» Required task: Without including any pictures, write out all the entries exactly.

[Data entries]
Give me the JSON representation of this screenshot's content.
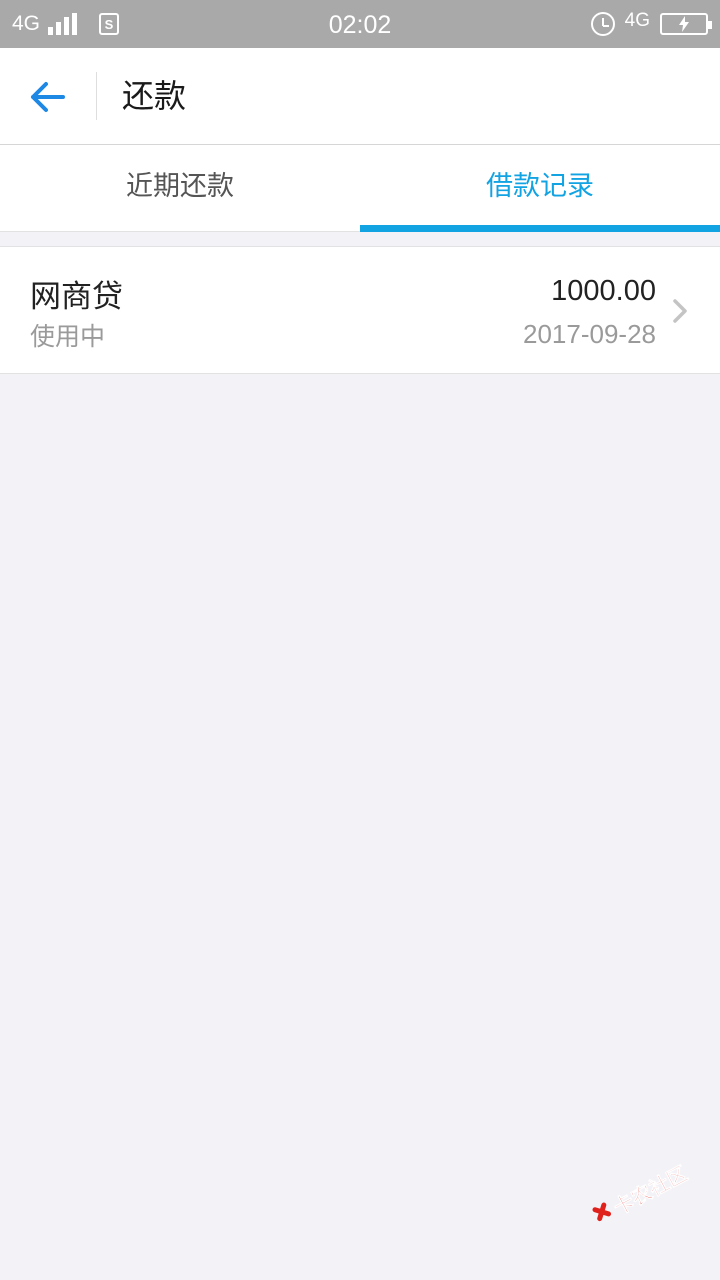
{
  "status_bar": {
    "network_left": "4G",
    "time": "02:02",
    "network_right": "4G"
  },
  "header": {
    "title": "还款"
  },
  "tabs": [
    {
      "label": "近期还款",
      "active": false
    },
    {
      "label": "借款记录",
      "active": true
    }
  ],
  "records": [
    {
      "name": "网商贷",
      "status": "使用中",
      "amount": "1000.00",
      "date": "2017-09-28"
    }
  ],
  "watermark": {
    "text": "卡农社区"
  },
  "colors": {
    "accent": "#12a3e3",
    "back_arrow": "#1e88e5",
    "background": "#f2f2f7",
    "status_bar": "#a9a9a9"
  },
  "icons": {
    "back": "arrow-left-icon",
    "row_chevron": "chevron-right-icon",
    "alarm": "alarm-icon",
    "battery": "battery-charging-icon"
  }
}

» Answer:
Give me the JSON representation of this screenshot's content.
{
  "status_bar": {
    "network_left": "4G",
    "time": "02:02",
    "network_right": "4G"
  },
  "header": {
    "title": "还款"
  },
  "tabs": [
    {
      "label": "近期还款",
      "active": false
    },
    {
      "label": "借款记录",
      "active": true
    }
  ],
  "records": [
    {
      "name": "网商贷",
      "status": "使用中",
      "amount": "1000.00",
      "date": "2017-09-28"
    }
  ],
  "watermark": {
    "text": "卡农社区"
  },
  "colors": {
    "accent": "#12a3e3",
    "back_arrow": "#1e88e5",
    "background": "#f2f2f7",
    "status_bar": "#a9a9a9"
  },
  "icons": {
    "back": "arrow-left-icon",
    "row_chevron": "chevron-right-icon",
    "alarm": "alarm-icon",
    "battery": "battery-charging-icon"
  }
}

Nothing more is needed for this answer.